■ TASK
Please copy all of the material below line for line, character for character, and leave the picture out of your copy.

════════

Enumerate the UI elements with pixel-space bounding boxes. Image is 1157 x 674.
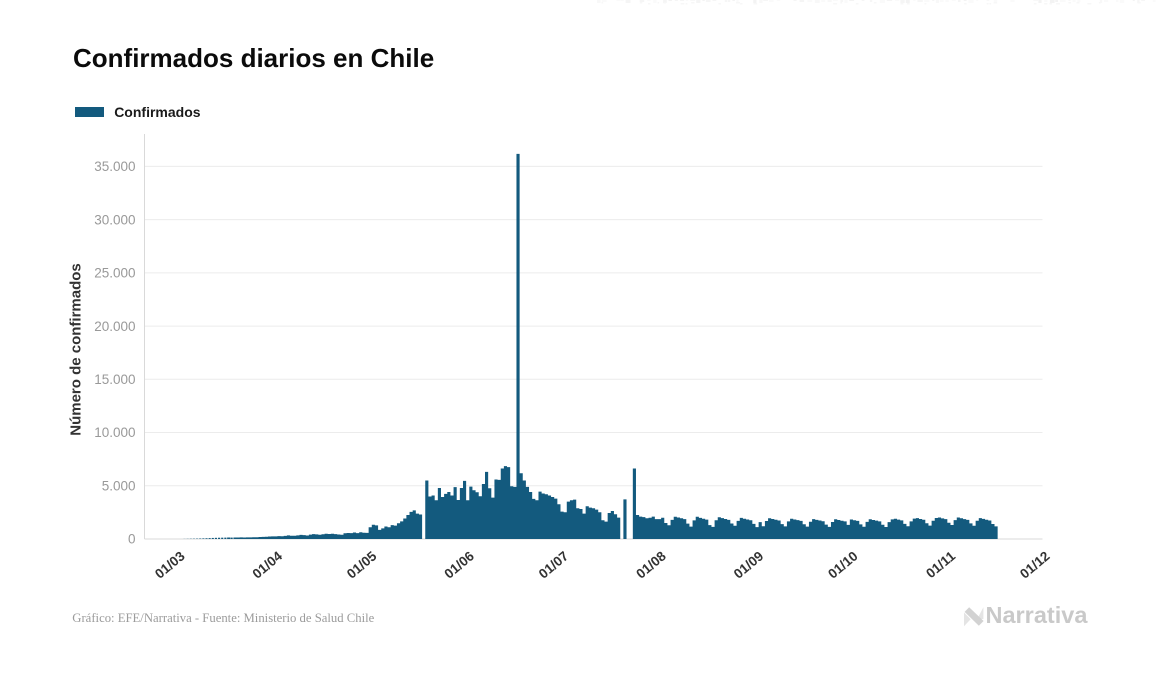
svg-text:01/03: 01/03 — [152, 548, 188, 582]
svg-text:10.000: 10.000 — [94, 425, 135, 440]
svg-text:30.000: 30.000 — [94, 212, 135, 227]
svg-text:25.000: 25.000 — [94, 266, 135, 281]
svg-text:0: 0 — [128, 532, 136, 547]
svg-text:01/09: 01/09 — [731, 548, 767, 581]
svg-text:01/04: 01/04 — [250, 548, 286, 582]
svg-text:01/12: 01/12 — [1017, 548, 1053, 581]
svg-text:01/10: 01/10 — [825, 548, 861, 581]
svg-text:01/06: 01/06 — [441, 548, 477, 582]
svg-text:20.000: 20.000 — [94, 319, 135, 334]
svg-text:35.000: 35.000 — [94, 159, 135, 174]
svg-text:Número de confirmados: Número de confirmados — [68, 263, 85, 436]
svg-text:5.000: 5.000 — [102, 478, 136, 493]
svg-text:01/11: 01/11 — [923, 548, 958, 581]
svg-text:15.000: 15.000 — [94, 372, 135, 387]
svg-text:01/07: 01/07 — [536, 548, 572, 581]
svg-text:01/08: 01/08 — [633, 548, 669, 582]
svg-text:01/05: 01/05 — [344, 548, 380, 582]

════════

■ EXPECTED ANSWER
Enumerate the UI elements with pixel-space bounding boxes. Image is 1157 x 674.
svg-text:01/03: 01/03 — [152, 548, 188, 582]
svg-text:10.000: 10.000 — [94, 425, 135, 440]
svg-text:30.000: 30.000 — [94, 212, 135, 227]
svg-text:25.000: 25.000 — [94, 266, 135, 281]
svg-text:0: 0 — [128, 532, 136, 547]
svg-text:01/09: 01/09 — [731, 548, 767, 581]
svg-text:01/04: 01/04 — [250, 548, 286, 582]
svg-text:01/12: 01/12 — [1017, 548, 1053, 581]
svg-text:01/10: 01/10 — [825, 548, 861, 581]
svg-text:01/06: 01/06 — [441, 548, 477, 582]
svg-text:20.000: 20.000 — [94, 319, 135, 334]
svg-text:35.000: 35.000 — [94, 159, 135, 174]
svg-text:Número de confirmados: Número de confirmados — [68, 263, 85, 436]
svg-text:5.000: 5.000 — [102, 478, 136, 493]
svg-text:01/11: 01/11 — [923, 548, 958, 581]
svg-text:15.000: 15.000 — [94, 372, 135, 387]
svg-text:01/07: 01/07 — [536, 548, 572, 581]
svg-text:01/08: 01/08 — [633, 548, 669, 582]
svg-text:01/05: 01/05 — [344, 548, 380, 582]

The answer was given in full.